===== GIVEN ENTRIES

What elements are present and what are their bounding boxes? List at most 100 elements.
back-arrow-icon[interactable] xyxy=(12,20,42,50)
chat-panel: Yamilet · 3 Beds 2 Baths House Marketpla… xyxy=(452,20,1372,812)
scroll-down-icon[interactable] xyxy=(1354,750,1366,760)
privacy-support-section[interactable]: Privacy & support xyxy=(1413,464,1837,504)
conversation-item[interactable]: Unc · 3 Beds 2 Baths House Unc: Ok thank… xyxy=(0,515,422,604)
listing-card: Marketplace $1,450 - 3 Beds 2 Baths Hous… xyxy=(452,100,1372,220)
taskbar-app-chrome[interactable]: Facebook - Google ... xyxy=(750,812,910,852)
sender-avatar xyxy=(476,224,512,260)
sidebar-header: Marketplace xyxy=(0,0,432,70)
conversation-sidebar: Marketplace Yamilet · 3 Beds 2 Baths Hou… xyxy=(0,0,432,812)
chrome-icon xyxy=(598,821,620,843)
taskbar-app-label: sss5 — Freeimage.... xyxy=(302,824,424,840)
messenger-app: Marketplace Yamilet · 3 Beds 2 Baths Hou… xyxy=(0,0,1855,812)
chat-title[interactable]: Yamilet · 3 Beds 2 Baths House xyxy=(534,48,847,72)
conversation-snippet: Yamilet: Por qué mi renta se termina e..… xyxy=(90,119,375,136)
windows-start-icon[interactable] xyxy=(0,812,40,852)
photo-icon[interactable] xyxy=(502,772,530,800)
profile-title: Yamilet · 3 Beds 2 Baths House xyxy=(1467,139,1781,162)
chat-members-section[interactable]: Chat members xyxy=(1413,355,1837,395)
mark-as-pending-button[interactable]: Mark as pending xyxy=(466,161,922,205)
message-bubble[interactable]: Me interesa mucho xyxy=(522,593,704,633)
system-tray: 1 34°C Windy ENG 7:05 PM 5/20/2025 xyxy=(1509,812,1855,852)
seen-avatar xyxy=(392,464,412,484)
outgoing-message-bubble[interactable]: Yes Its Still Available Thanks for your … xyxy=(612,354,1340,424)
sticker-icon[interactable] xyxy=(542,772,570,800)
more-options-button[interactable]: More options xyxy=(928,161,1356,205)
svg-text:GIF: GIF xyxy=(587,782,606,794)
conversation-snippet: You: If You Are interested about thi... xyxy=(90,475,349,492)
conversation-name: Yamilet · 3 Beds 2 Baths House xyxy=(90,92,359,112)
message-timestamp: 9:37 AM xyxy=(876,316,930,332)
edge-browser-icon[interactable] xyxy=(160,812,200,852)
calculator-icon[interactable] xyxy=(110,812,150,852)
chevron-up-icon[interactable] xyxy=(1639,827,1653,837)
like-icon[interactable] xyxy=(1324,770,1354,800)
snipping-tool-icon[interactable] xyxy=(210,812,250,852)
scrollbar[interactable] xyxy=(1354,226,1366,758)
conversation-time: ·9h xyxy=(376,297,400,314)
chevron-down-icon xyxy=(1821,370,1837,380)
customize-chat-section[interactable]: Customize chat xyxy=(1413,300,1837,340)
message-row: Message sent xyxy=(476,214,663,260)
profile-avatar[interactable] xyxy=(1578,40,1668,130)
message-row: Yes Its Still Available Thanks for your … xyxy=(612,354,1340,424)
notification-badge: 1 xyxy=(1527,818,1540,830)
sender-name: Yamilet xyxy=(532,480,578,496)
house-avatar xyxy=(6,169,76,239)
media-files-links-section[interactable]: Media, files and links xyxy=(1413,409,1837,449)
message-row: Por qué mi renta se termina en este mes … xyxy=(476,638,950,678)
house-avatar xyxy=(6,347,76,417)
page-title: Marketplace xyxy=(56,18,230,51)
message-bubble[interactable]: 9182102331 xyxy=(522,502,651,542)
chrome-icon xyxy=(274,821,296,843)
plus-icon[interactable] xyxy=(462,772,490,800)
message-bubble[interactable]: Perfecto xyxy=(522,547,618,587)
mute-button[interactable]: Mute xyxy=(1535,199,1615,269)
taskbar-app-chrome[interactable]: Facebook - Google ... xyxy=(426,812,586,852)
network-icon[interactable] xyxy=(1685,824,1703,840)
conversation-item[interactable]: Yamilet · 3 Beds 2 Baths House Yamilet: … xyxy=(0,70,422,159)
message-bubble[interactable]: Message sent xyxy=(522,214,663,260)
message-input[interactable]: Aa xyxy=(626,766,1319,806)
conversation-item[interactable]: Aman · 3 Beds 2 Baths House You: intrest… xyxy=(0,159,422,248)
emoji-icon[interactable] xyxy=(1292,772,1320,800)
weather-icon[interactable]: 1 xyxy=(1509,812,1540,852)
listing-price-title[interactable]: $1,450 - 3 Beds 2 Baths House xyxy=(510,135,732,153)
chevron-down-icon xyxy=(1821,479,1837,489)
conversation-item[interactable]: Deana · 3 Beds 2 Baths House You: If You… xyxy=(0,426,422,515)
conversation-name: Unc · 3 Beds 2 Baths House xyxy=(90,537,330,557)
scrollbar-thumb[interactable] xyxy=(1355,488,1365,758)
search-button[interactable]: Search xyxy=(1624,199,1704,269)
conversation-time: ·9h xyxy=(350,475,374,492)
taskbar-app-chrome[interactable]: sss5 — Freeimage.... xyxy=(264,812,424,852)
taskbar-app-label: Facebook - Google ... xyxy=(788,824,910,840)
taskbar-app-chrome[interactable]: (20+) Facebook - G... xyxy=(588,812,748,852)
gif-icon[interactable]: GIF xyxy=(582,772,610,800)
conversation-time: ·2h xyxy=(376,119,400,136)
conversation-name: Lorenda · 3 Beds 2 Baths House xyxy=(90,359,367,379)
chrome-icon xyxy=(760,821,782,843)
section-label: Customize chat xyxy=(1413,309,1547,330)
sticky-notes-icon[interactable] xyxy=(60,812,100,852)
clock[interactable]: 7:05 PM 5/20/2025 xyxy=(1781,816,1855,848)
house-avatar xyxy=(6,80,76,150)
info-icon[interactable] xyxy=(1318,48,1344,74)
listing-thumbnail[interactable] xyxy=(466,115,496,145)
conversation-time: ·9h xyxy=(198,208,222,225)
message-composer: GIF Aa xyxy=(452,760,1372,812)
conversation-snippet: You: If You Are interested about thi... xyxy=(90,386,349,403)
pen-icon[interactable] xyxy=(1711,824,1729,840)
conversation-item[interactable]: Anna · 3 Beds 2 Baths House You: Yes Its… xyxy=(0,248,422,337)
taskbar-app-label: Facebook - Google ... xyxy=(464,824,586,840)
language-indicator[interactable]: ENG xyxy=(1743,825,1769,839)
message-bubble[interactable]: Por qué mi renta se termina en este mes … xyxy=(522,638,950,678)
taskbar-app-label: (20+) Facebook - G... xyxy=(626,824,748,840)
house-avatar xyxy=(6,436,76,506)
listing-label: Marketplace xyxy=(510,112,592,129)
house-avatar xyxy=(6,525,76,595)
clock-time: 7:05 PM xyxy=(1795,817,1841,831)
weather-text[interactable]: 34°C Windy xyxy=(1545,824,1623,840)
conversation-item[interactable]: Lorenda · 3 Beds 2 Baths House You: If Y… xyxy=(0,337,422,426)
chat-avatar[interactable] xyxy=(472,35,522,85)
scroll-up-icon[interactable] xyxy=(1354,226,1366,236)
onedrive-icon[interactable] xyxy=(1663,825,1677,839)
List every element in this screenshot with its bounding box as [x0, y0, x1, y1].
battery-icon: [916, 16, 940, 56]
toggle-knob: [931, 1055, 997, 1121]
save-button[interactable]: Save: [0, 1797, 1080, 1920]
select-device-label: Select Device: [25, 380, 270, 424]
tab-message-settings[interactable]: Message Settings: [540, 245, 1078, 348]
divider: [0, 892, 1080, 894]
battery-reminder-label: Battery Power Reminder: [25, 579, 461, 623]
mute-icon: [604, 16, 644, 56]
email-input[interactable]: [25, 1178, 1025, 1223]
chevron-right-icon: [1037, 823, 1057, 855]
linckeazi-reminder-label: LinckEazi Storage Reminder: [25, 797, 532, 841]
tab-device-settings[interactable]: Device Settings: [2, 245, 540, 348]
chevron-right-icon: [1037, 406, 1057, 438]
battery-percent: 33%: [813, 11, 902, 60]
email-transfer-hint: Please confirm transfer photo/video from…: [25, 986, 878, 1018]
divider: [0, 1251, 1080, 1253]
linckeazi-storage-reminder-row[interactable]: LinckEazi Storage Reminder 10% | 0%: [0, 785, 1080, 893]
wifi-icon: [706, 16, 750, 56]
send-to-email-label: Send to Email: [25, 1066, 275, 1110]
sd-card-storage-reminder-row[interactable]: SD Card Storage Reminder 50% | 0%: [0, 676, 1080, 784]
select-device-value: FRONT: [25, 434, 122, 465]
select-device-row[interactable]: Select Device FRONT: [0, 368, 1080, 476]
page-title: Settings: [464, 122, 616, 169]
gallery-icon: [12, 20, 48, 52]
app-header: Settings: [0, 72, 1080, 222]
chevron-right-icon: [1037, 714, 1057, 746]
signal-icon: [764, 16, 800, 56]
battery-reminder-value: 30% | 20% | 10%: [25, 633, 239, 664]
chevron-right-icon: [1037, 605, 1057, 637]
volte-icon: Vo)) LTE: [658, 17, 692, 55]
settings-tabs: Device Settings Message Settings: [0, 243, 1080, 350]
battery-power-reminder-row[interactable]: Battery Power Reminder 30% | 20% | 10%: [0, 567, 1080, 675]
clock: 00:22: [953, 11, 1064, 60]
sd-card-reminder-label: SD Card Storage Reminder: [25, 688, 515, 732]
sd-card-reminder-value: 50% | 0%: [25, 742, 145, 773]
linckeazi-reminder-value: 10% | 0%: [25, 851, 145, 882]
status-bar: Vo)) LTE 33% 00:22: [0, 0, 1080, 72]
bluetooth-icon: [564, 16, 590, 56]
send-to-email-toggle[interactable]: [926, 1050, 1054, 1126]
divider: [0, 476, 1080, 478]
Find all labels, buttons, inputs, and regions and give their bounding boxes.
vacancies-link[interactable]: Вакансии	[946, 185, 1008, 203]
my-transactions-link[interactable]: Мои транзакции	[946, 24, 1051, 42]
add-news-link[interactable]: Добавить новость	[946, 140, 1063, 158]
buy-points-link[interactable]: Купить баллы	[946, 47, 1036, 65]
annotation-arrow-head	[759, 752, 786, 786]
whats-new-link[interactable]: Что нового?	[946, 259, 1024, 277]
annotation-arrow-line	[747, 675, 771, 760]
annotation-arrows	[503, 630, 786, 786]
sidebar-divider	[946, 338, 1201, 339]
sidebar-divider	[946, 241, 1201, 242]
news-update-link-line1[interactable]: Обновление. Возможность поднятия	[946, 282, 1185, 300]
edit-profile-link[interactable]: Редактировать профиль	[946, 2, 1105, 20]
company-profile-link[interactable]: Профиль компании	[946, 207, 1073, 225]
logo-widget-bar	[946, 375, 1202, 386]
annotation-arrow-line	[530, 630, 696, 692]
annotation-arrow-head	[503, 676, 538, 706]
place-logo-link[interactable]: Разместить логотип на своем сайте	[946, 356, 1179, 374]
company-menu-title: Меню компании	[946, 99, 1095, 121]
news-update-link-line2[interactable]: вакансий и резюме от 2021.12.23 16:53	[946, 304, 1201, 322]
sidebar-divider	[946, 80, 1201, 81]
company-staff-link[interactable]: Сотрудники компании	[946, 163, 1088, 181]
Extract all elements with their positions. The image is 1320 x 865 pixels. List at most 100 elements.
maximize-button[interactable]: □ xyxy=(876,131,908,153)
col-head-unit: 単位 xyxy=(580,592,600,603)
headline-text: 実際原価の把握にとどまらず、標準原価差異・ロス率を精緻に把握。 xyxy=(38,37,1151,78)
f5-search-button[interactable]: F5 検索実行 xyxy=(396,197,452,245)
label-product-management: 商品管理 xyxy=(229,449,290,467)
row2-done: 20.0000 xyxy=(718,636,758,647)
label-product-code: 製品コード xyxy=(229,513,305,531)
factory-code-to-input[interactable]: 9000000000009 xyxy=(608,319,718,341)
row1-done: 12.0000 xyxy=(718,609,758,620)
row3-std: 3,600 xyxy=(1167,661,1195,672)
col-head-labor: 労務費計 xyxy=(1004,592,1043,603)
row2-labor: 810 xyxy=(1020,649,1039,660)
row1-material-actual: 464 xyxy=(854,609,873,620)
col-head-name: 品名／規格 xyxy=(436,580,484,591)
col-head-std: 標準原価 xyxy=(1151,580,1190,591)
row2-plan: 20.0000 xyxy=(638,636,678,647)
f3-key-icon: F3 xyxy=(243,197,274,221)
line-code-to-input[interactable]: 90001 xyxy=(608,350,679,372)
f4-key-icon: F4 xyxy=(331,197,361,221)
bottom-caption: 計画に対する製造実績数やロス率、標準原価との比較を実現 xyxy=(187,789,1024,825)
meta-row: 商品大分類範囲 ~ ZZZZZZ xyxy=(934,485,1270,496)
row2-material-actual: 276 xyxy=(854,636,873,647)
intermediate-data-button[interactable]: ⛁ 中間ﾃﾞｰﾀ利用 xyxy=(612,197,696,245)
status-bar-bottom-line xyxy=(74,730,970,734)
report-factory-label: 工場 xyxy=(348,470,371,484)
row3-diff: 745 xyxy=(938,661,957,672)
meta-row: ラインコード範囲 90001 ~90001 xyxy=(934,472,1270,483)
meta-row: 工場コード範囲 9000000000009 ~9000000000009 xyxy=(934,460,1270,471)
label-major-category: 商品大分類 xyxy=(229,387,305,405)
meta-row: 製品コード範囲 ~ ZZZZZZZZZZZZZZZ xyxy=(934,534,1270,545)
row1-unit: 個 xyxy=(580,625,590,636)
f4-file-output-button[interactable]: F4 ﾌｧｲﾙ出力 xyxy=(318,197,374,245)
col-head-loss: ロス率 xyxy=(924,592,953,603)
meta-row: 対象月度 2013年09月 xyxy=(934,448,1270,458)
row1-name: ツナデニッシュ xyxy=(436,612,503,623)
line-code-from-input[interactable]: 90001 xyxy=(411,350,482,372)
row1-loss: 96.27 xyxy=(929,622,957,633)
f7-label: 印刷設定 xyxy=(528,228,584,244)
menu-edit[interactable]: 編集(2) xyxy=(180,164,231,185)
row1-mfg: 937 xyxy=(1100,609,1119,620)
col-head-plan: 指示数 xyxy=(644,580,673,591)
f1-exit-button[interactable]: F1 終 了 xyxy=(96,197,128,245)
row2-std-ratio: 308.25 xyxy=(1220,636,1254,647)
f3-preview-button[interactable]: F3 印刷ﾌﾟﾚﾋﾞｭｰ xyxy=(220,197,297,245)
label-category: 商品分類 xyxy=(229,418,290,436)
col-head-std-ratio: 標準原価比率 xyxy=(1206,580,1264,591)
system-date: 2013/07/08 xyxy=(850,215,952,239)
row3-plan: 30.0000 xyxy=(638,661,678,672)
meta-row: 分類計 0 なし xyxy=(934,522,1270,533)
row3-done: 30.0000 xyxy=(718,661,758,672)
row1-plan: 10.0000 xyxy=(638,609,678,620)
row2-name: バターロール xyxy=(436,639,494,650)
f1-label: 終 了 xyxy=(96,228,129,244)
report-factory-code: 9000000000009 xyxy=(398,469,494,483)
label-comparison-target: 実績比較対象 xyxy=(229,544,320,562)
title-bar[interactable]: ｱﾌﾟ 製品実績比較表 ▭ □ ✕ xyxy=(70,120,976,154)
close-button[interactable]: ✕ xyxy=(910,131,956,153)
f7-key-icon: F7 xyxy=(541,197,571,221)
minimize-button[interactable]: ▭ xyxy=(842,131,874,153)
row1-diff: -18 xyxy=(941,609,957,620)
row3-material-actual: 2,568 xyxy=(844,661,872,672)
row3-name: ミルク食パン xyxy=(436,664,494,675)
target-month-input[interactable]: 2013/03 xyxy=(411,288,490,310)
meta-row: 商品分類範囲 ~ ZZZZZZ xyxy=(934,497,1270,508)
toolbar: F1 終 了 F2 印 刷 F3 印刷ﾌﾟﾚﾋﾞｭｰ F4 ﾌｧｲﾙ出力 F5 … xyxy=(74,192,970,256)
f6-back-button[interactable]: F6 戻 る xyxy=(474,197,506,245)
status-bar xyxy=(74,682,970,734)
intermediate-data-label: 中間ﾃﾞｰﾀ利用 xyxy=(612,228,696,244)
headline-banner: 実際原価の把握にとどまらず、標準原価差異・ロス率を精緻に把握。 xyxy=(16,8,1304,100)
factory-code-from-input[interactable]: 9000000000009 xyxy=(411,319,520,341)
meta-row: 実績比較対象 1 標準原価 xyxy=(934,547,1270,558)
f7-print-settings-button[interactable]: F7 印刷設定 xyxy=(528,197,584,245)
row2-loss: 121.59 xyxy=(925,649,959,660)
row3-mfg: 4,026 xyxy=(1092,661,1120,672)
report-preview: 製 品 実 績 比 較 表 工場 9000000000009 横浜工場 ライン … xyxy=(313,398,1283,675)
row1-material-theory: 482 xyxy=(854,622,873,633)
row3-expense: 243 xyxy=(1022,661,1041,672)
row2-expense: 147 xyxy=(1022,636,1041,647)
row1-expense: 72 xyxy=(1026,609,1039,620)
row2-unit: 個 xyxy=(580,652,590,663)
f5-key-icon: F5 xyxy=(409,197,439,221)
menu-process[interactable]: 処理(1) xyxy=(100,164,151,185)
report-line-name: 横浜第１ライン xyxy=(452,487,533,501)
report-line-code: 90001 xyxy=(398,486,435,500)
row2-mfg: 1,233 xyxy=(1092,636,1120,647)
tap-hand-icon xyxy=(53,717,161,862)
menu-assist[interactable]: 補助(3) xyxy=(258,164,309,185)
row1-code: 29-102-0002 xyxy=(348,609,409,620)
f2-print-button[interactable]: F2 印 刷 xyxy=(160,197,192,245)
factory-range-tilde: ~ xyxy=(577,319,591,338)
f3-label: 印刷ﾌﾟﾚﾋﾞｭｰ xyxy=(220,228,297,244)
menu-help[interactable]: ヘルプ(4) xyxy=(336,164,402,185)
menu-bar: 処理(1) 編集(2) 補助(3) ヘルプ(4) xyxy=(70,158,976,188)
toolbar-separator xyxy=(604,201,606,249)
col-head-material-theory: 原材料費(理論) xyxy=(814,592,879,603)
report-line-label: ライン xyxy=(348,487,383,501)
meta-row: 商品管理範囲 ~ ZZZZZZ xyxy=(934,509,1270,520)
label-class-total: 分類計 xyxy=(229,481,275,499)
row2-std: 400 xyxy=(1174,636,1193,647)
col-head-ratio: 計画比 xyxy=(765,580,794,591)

==========

Return each line from the items above that contains the string "印刷ﾌﾟﾚﾋﾞｭｰ".

f3-preview-button[interactable]: F3 印刷ﾌﾟﾚﾋﾞｭｰ xyxy=(220,197,297,245)
toolbar: F1 終 了 F2 印 刷 F3 印刷ﾌﾟﾚﾋﾞｭｰ F4 ﾌｧｲﾙ出力 F5 … xyxy=(74,192,970,256)
f3-label: 印刷ﾌﾟﾚﾋﾞｭｰ xyxy=(220,228,297,244)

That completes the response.